* _Task statement_: Retype each entry below exactly as it stands.
____________
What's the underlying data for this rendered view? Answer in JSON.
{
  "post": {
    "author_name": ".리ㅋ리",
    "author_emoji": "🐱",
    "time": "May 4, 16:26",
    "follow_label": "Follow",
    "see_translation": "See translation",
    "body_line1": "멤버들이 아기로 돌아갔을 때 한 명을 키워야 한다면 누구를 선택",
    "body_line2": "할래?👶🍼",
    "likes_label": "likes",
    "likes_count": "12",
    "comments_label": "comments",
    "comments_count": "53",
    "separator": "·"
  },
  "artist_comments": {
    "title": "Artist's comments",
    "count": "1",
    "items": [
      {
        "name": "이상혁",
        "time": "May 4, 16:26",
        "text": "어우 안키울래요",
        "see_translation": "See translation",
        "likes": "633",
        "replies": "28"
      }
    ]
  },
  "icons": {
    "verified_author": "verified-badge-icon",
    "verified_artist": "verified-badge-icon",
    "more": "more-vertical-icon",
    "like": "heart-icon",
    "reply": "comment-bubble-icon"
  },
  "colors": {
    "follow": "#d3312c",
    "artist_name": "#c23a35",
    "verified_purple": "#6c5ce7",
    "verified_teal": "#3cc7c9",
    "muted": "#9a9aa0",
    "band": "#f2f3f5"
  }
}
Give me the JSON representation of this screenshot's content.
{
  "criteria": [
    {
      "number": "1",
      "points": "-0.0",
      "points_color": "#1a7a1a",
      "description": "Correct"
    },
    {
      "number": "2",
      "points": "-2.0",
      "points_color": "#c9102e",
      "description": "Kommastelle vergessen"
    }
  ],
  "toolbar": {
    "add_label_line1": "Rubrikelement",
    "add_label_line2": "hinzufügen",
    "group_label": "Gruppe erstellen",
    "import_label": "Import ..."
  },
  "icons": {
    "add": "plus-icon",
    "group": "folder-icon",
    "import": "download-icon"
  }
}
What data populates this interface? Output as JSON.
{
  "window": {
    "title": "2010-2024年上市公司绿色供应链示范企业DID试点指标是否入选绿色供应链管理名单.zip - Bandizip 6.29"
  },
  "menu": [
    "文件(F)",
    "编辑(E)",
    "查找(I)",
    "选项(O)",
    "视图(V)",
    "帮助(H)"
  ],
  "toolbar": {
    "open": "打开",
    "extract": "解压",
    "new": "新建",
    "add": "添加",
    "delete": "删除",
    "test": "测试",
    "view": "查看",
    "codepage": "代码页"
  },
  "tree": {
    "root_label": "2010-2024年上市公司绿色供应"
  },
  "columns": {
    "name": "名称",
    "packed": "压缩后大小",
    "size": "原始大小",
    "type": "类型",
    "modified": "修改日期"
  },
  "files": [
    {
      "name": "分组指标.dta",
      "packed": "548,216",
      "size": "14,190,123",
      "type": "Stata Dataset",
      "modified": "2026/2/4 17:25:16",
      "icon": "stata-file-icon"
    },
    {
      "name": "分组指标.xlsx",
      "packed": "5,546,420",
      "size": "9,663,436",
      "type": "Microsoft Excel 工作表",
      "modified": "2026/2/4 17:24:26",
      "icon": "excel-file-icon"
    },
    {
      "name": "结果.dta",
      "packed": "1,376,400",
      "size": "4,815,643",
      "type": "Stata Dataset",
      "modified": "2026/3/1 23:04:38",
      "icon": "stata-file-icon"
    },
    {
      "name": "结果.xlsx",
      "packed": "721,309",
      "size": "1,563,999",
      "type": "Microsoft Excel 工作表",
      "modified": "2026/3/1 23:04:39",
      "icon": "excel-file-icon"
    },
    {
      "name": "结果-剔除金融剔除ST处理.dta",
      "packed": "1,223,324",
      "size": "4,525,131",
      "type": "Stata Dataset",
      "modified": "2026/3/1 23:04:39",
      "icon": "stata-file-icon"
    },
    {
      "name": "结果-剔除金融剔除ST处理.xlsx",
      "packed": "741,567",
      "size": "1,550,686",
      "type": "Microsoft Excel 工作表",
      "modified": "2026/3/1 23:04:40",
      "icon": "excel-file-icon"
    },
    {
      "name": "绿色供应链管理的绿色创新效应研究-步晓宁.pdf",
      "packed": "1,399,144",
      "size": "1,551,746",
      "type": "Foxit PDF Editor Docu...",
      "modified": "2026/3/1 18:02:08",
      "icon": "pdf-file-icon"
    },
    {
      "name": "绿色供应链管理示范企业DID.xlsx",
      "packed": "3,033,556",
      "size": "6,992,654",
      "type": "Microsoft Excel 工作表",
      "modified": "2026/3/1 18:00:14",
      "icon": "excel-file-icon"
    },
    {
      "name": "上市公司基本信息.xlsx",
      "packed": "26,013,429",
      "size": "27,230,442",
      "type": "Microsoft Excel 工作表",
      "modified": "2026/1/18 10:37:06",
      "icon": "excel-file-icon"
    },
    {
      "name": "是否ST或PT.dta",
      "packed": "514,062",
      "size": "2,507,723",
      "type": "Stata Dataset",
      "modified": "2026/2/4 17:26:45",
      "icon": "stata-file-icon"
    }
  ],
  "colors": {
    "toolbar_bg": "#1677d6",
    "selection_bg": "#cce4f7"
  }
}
____________
* _Response_:
What's the underlying data for this rendered view? Answer in JSON.
{
  "post": {
    "author_name": ".리ㅋ리",
    "author_emoji": "🐱",
    "time": "May 4, 16:26",
    "follow_label": "Follow",
    "see_translation": "See translation",
    "body_line1": "멤버들이 아기로 돌아갔을 때 한 명을 키워야 한다면 누구를 선택",
    "body_line2": "할래?👶🍼",
    "likes_label": "likes",
    "likes_count": "12",
    "comments_label": "comments",
    "comments_count": "53",
    "separator": "·"
  },
  "artist_comments": {
    "title": "Artist's comments",
    "count": "1",
    "items": [
      {
        "name": "이상혁",
        "time": "May 4, 16:26",
        "text": "어우 안키울래요",
        "see_translation": "See translation",
        "likes": "633",
        "replies": "28"
      }
    ]
  },
  "icons": {
    "verified_author": "verified-badge-icon",
    "verified_artist": "verified-badge-icon",
    "more": "more-vertical-icon",
    "like": "heart-icon",
    "reply": "comment-bubble-icon"
  },
  "colors": {
    "follow": "#d3312c",
    "artist_name": "#c23a35",
    "verified_purple": "#6c5ce7",
    "verified_teal": "#3cc7c9",
    "muted": "#9a9aa0",
    "band": "#f2f3f5"
  }
}
Give me the JSON representation of this screenshot's content.
{
  "criteria": [
    {
      "number": "1",
      "points": "-0.0",
      "points_color": "#1a7a1a",
      "description": "Correct"
    },
    {
      "number": "2",
      "points": "-2.0",
      "points_color": "#c9102e",
      "description": "Kommastelle vergessen"
    }
  ],
  "toolbar": {
    "add_label_line1": "Rubrikelement",
    "add_label_line2": "hinzufügen",
    "group_label": "Gruppe erstellen",
    "import_label": "Import ..."
  },
  "icons": {
    "add": "plus-icon",
    "group": "folder-icon",
    "import": "download-icon"
  }
}
What data populates this interface? Output as JSON.
{
  "window": {
    "title": "2010-2024年上市公司绿色供应链示范企业DID试点指标是否入选绿色供应链管理名单.zip - Bandizip 6.29"
  },
  "menu": [
    "文件(F)",
    "编辑(E)",
    "查找(I)",
    "选项(O)",
    "视图(V)",
    "帮助(H)"
  ],
  "toolbar": {
    "open": "打开",
    "extract": "解压",
    "new": "新建",
    "add": "添加",
    "delete": "删除",
    "test": "测试",
    "view": "查看",
    "codepage": "代码页"
  },
  "tree": {
    "root_label": "2010-2024年上市公司绿色供应"
  },
  "columns": {
    "name": "名称",
    "packed": "压缩后大小",
    "size": "原始大小",
    "type": "类型",
    "modified": "修改日期"
  },
  "files": [
    {
      "name": "分组指标.dta",
      "packed": "548,216",
      "size": "14,190,123",
      "type": "Stata Dataset",
      "modified": "2026/2/4 17:25:16",
      "icon": "stata-file-icon"
    },
    {
      "name": "分组指标.xlsx",
      "packed": "5,546,420",
      "size": "9,663,436",
      "type": "Microsoft Excel 工作表",
      "modified": "2026/2/4 17:24:26",
      "icon": "excel-file-icon"
    },
    {
      "name": "结果.dta",
      "packed": "1,376,400",
      "size": "4,815,643",
      "type": "Stata Dataset",
      "modified": "2026/3/1 23:04:38",
      "icon": "stata-file-icon"
    },
    {
      "name": "结果.xlsx",
      "packed": "721,309",
      "size": "1,563,999",
      "type": "Microsoft Excel 工作表",
      "modified": "2026/3/1 23:04:39",
      "icon": "excel-file-icon"
    },
    {
      "name": "结果-剔除金融剔除ST处理.dta",
      "packed": "1,223,324",
      "size": "4,525,131",
      "type": "Stata Dataset",
      "modified": "2026/3/1 23:04:39",
      "icon": "stata-file-icon"
    },
    {
      "name": "结果-剔除金融剔除ST处理.xlsx",
      "packed": "741,567",
      "size": "1,550,686",
      "type": "Microsoft Excel 工作表",
      "modified": "2026/3/1 23:04:40",
      "icon": "excel-file-icon"
    },
    {
      "name": "绿色供应链管理的绿色创新效应研究-步晓宁.pdf",
      "packed": "1,399,144",
      "size": "1,551,746",
      "type": "Foxit PDF Editor Docu...",
      "modified": "2026/3/1 18:02:08",
      "icon": "pdf-file-icon"
    },
    {
      "name": "绿色供应链管理示范企业DID.xlsx",
      "packed": "3,033,556",
      "size": "6,992,654",
      "type": "Microsoft Excel 工作表",
      "modified": "2026/3/1 18:00:14",
      "icon": "excel-file-icon"
    },
    {
      "name": "上市公司基本信息.xlsx",
      "packed": "26,013,429",
      "size": "27,230,442",
      "type": "Microsoft Excel 工作表",
      "modified": "2026/1/18 10:37:06",
      "icon": "excel-file-icon"
    },
    {
      "name": "是否ST或PT.dta",
      "packed": "514,062",
      "size": "2,507,723",
      "type": "Stata Dataset",
      "modified": "2026/2/4 17:26:45",
      "icon": "stata-file-icon"
    }
  ],
  "colors": {
    "toolbar_bg": "#1677d6",
    "selection_bg": "#cce4f7"
  }
}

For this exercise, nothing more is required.